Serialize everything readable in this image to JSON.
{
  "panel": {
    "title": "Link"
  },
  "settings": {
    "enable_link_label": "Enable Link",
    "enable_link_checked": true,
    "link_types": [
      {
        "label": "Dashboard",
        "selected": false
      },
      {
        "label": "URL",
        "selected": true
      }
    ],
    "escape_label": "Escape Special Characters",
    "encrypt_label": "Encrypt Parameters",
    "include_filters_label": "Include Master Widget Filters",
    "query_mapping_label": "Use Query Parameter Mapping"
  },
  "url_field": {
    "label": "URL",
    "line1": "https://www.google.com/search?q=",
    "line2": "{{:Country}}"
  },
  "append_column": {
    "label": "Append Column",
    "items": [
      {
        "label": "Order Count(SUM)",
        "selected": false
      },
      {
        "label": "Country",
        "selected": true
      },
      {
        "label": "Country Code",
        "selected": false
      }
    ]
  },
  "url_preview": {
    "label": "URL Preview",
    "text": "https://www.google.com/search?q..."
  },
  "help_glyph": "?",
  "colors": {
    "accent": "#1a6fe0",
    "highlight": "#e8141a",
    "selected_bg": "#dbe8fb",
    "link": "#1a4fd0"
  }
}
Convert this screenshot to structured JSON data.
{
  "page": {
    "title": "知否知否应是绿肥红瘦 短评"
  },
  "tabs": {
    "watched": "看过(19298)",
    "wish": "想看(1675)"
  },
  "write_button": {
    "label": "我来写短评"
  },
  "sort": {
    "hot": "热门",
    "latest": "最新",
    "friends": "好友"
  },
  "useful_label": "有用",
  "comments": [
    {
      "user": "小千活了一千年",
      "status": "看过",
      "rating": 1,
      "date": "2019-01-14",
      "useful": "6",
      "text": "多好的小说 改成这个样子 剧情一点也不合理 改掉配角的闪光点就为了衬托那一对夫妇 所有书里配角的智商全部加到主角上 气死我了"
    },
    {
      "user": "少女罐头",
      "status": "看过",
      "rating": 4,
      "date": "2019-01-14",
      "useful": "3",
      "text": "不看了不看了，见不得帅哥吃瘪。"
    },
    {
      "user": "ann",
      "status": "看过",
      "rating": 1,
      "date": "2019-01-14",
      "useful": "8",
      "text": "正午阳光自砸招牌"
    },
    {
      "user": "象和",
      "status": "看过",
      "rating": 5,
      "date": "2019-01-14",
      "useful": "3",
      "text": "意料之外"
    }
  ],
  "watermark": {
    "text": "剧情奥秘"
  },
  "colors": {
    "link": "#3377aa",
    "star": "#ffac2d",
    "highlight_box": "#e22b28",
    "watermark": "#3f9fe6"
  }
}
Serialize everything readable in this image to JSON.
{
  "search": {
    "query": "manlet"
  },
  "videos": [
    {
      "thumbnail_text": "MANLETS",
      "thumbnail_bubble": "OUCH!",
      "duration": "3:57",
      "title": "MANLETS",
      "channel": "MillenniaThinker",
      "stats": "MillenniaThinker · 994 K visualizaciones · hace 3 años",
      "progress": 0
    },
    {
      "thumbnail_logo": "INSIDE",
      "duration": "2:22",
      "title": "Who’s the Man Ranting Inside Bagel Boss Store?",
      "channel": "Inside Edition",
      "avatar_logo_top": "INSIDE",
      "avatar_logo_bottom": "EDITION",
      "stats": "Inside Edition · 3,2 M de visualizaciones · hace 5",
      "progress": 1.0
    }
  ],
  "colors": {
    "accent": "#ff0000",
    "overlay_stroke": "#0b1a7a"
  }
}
■ ■ ■ ■ ■ ■ ■
Identify the lines in the entries above that contain "Country", then copy them out.

    "line2": "{{:Country}}"
        "label": "Country",
        "label": "Country Code",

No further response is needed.